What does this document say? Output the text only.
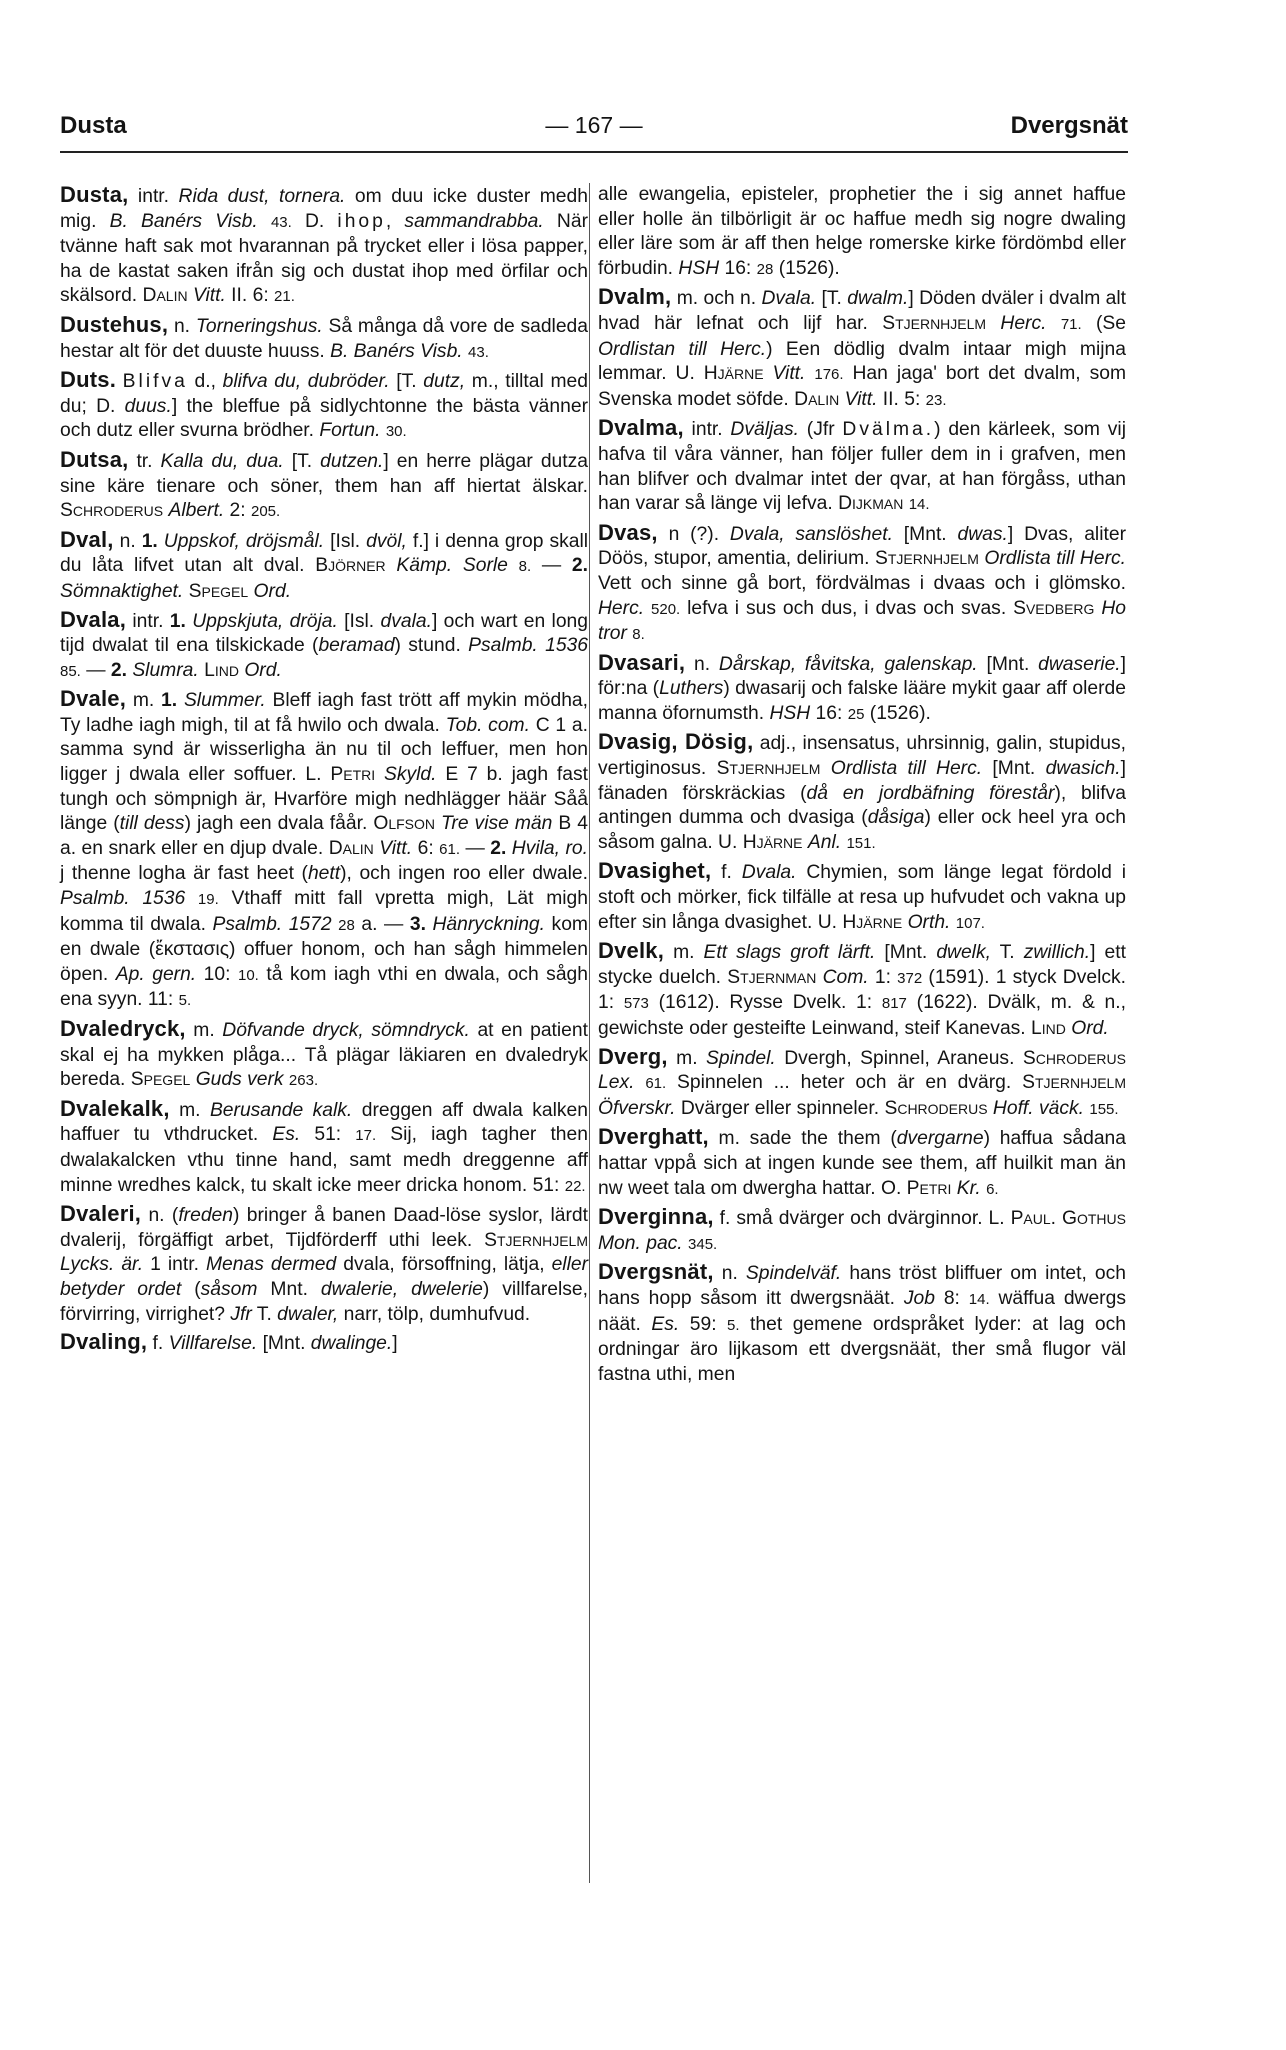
Dusta	— 167 —	Dvergsnät

Dusta, intr. Rida dust, tornera. om duu icke duster medh mig. B. Banérs Visb. 43. D. ihop, sammandrabba. När tvänne haft sak mot hvarannan på trycket eller i lösa papper, ha de kastat saken ifrån sig och dustat ihop med örfilar och skälsord. Dalin Vitt. II. 6: 21.

Dustehus, n. Torneringshus. Så många då vore de sadleda hestar alt för det duuste huuss. B. Banérs Visb. 43.

Duts. Blifva d., blifva du, dubröder. [T. dutz, m., tilltal med du; D. duus.] the bleffue på sidlychtonne the bästa vänner och dutz eller svurna brödher. Fortun. 30.

Dutsa, tr. Kalla du, dua. [T. dutzen.] en herre plägar dutza sine käre tienare och söner, them han aff hiertat älskar. Schroderus Albert. 2: 205.

Dval, n. 1. Uppskof, dröjsmål. [Isl. dvöl, f.] i denna grop skall du låta lifvet utan alt dval. Björner Kämp. Sorle 8. — 2. Sömnaktighet. Spegel Ord.

Dvala, intr. 1. Uppskjuta, dröja. [Isl. dvala.] och wart en long tijd dwalat til ena tilskickade (beramad) stund. Psalmb. 1536 85. — 2. Slumra. Lind Ord.

Dvale, m. 1. Slummer. Bleff iagh fast trött aff mykin mödha, Ty ladhe iagh migh, til at få hwilo och dwala. Tob. com. C 1 a. samma synd är wisserligha än nu til och leffuer, men hon ligger j dwala eller soffuer. L. Petri Skyld. E 7 b. jagh fast tungh och sömpnigh är, Hvarföre migh nedhlägger häär Såå länge (till dess) jagh een dvala fåår. Olfson Tre vise män B 4 a. en snark eller en djup dvale. Dalin Vitt. 6: 61. — 2. Hvila, ro. j thenne logha är fast heet (hett), och ingen roo eller dwale. Psalmb. 1536 19. Vthaff mitt fall vpretta migh, Lät migh komma til dwala. Psalmb. 1572 28 a. — 3. Hänryckning. kom en dwale (ἔκστασις) offuer honom, och han sågh himmelen öpen. Ap. gern. 10: 10. tå kom iagh vthi en dwala, och sågh ena syyn. 11: 5.

Dvaledryck, m. Döfvande dryck, sömndryck. at en patient skal ej ha mykken plåga... Tå plägar läkiaren en dvaledryk bereda. Spegel Guds verk 263.

Dvalekalk, m. Berusande kalk. dreggen aff dwala kalken haffuer tu vthdrucket. Es. 51: 17. Sij, iagh tagher then dwalakalcken vthu tinne hand, samt medh dreggenne aff minne wredhes kalck, tu skalt icke meer dricka honom. 51: 22.

Dvaleri, n. (freden) bringer å banen Daad-löse syslor, lärdt dvalerij, förgäffigt arbet, Tijdförderff uthi leek. Stjernhjelm Lycks. är. 1 intr. Menas dermed dvala, försoffning, lätja, eller betyder ordet (såsom Mnt. dwalerie, dwelerie) villfarelse, förvirring, virrighet? Jfr T. dwaler, narr, tölp, dumhufvud.

Dvaling, f. Villfarelse. [Mnt. dwalinge.]

alle ewangelia, episteler, prophetier the i sig annet haffue eller holle än tilbörligit är oc haffue medh sig nogre dwaling eller läre som är aff then helge romerske kirke fördömbd eller förbudin. HSH 16: 28 (1526).

Dvalm, m. och n. Dvala. [T. dwalm.] Döden dväler i dvalm alt hvad här lefnat och lijf har. Stjernhjelm Herc. 71. (Se Ordlistan till Herc.) Een dödlig dvalm intaar migh mijna lemmar. U. Hjärne Vitt. 176. Han jaga' bort det dvalm, som Svenska modet söfde. Dalin Vitt. II. 5: 23.

Dvalma, intr. Dväljas. (Jfr Dvälma.) den kärleek, som vij hafva til våra vänner, han följer fuller dem in i grafven, men han blifver och dvalmar intet der qvar, at han förgåss, uthan han varar så länge vij lefva. Dijkman 14.

Dvas, n (?). Dvala, sanslöshet. [Mnt. dwas.] Dvas, aliter Döös, stupor, amentia, delirium. Stjernhjelm Ordlista till Herc. Vett och sinne gå bort, fördvälmas i dvaas och i glömsko. Herc. 520. lefva i sus och dus, i dvas och svas. Svedberg Ho tror 8.

Dvasari, n. Dårskap, fåvitska, galenskap. [Mnt. dwaserie.] för:na (Luthers) dwasarij och falske lääre mykit gaar aff olerde manna öfornumsth. HSH 16: 25 (1526).

Dvasig, Dösig, adj., insensatus, uhrsinnig, galin, stupidus, vertiginosus. Stjernhjelm Ordlista till Herc. [Mnt. dwasich.] fänaden förskräckias (då en jordbäfning förestår), blifva antingen dumma och dvasiga (dåsiga) eller ock heel yra och såsom galna. U. Hjärne Anl. 151.

Dvasighet, f. Dvala. Chymien, som länge legat fördold i stoft och mörker, fick tilfälle at resa up hufvudet och vakna up efter sin långa dvasighet. U. Hjärne Orth. 107.

Dvelk, m. Ett slags groft lärft. [Mnt. dwelk, T. zwillich.] ett stycke duelch. Stjernman Com. 1: 372 (1591). 1 styck Dvelck. 1: 573 (1612). Rysse Dvelk. 1: 817 (1622). Dvälk, m. & n., gewichste oder gesteifte Leinwand, steif Kanevas. Lind Ord.

Dverg, m. Spindel. Dvergh, Spinnel, Araneus. Schroderus Lex. 61. Spinnelen ... heter och är en dvärg. Stjernhjelm Öfverskr. Dvärger eller spinneler. Schroderus Hoff. väck. 155.

Dverghatt, m. sade the them (dvergarne) haffua sådana hattar vppå sich at ingen kunde see them, aff huilkit man än nw weet tala om dwergha hattar. O. Petri Kr. 6.

Dverginna, f. små dvärger och dvärginnor. L. Paul. Gothus Mon. pac. 345.

Dvergsnät, n. Spindelväf. hans tröst bliffuer om intet, och hans hopp såsom itt dwergsnäät. Job 8: 14. wäffua dwergs näät. Es. 59: 5. thet gemene ordspråket lyder: at lag och ordningar äro lijkasom ett dvergsnäät, ther små flugor väl fastna uthi, men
..........
◆ **To be done**:
Leave out the pictures and transcribe the entries above exactly.

◆ **Reply**:
What does this document say? Output the text only.
Dusta	— 167 —	Dvergsnät

Dusta, intr. Rida dust, tornera. om duu icke duster medh mig. B. Banérs Visb. 43. D. ihop, sammandrabba. När tvänne haft sak mot hvarannan på trycket eller i lösa papper, ha de kastat saken ifrån sig och dustat ihop med örfilar och skälsord. Dalin Vitt. II. 6: 21.

Dustehus, n. Torneringshus. Så många då vore de sadleda hestar alt för det duuste huuss. B. Banérs Visb. 43.

Duts. Blifva d., blifva du, dubröder. [T. dutz, m., tilltal med du; D. duus.] the bleffue på sidlychtonne the bästa vänner och dutz eller svurna brödher. Fortun. 30.

Dutsa, tr. Kalla du, dua. [T. dutzen.] en herre plägar dutza sine käre tienare och söner, them han aff hiertat älskar. Schroderus Albert. 2: 205.

Dval, n. 1. Uppskof, dröjsmål. [Isl. dvöl, f.] i denna grop skall du låta lifvet utan alt dval. Björner Kämp. Sorle 8. — 2. Sömnaktighet. Spegel Ord.

Dvala, intr. 1. Uppskjuta, dröja. [Isl. dvala.] och wart en long tijd dwalat til ena tilskickade (beramad) stund. Psalmb. 1536 85. — 2. Slumra. Lind Ord.

Dvale, m. 1. Slummer. Bleff iagh fast trött aff mykin mödha, Ty ladhe iagh migh, til at få hwilo och dwala. Tob. com. C 1 a. samma synd är wisserligha än nu til och leffuer, men hon ligger j dwala eller soffuer. L. Petri Skyld. E 7 b. jagh fast tungh och sömpnigh är, Hvarföre migh nedhlägger häär Såå länge (till dess) jagh een dvala fåår. Olfson Tre vise män B 4 a. en snark eller en djup dvale. Dalin Vitt. 6: 61. — 2. Hvila, ro. j thenne logha är fast heet (hett), och ingen roo eller dwale. Psalmb. 1536 19. Vthaff mitt fall vpretta migh, Lät migh komma til dwala. Psalmb. 1572 28 a. — 3. Hänryckning. kom en dwale (ἔκστασις) offuer honom, och han sågh himmelen öpen. Ap. gern. 10: 10. tå kom iagh vthi en dwala, och sågh ena syyn. 11: 5.

Dvaledryck, m. Döfvande dryck, sömndryck. at en patient skal ej ha mykken plåga... Tå plägar läkiaren en dvaledryk bereda. Spegel Guds verk 263.

Dvalekalk, m. Berusande kalk. dreggen aff dwala kalken haffuer tu vthdrucket. Es. 51: 17. Sij, iagh tagher then dwalakalcken vthu tinne hand, samt medh dreggenne aff minne wredhes kalck, tu skalt icke meer dricka honom. 51: 22.

Dvaleri, n. (freden) bringer å banen Daad-löse syslor, lärdt dvalerij, förgäffigt arbet, Tijdförderff uthi leek. Stjernhjelm Lycks. är. 1 intr. Menas dermed dvala, försoffning, lätja, eller betyder ordet (såsom Mnt. dwalerie, dwelerie) villfarelse, förvirring, virrighet? Jfr T. dwaler, narr, tölp, dumhufvud.

Dvaling, f. Villfarelse. [Mnt. dwalinge.]

alle ewangelia, episteler, prophetier the i sig annet haffue eller holle än tilbörligit är oc haffue medh sig nogre dwaling eller läre som är aff then helge romerske kirke fördömbd eller förbudin. HSH 16: 28 (1526).

Dvalm, m. och n. Dvala. [T. dwalm.] Döden dväler i dvalm alt hvad här lefnat och lijf har. Stjernhjelm Herc. 71. (Se Ordlistan till Herc.) Een dödlig dvalm intaar migh mijna lemmar. U. Hjärne Vitt. 176. Han jaga' bort det dvalm, som Svenska modet söfde. Dalin Vitt. II. 5: 23.

Dvalma, intr. Dväljas. (Jfr Dvälma.) den kärleek, som vij hafva til våra vänner, han följer fuller dem in i grafven, men han blifver och dvalmar intet der qvar, at han förgåss, uthan han varar så länge vij lefva. Dijkman 14.

Dvas, n (?). Dvala, sanslöshet. [Mnt. dwas.] Dvas, aliter Döös, stupor, amentia, delirium. Stjernhjelm Ordlista till Herc. Vett och sinne gå bort, fördvälmas i dvaas och i glömsko. Herc. 520. lefva i sus och dus, i dvas och svas. Svedberg Ho tror 8.

Dvasari, n. Dårskap, fåvitska, galenskap. [Mnt. dwaserie.] för:na (Luthers) dwasarij och falske lääre mykit gaar aff olerde manna öfornumsth. HSH 16: 25 (1526).

Dvasig, Dösig, adj., insensatus, uhrsinnig, galin, stupidus, vertiginosus. Stjernhjelm Ordlista till Herc. [Mnt. dwasich.] fänaden förskräckias (då en jordbäfning förestår), blifva antingen dumma och dvasiga (dåsiga) eller ock heel yra och såsom galna. U. Hjärne Anl. 151.

Dvasighet, f. Dvala. Chymien, som länge legat fördold i stoft och mörker, fick tilfälle at resa up hufvudet och vakna up efter sin långa dvasighet. U. Hjärne Orth. 107.

Dvelk, m. Ett slags groft lärft. [Mnt. dwelk, T. zwillich.] ett stycke duelch. Stjernman Com. 1: 372 (1591). 1 styck Dvelck. 1: 573 (1612). Rysse Dvelk. 1: 817 (1622). Dvälk, m. & n., gewichste oder gesteifte Leinwand, steif Kanevas. Lind Ord.

Dverg, m. Spindel. Dvergh, Spinnel, Araneus. Schroderus Lex. 61. Spinnelen ... heter och är en dvärg. Stjernhjelm Öfverskr. Dvärger eller spinneler. Schroderus Hoff. väck. 155.

Dverghatt, m. sade the them (dvergarne) haffua sådana hattar vppå sich at ingen kunde see them, aff huilkit man än nw weet tala om dwergha hattar. O. Petri Kr. 6.

Dverginna, f. små dvärger och dvärginnor. L. Paul. Gothus Mon. pac. 345.

Dvergsnät, n. Spindelväf. hans tröst bliffuer om intet, och hans hopp såsom itt dwergsnäät. Job 8: 14. wäffua dwergs näät. Es. 59: 5. thet gemene ordspråket lyder: at lag och ordningar äro lijkasom ett dvergsnäät, ther små flugor väl fastna uthi, men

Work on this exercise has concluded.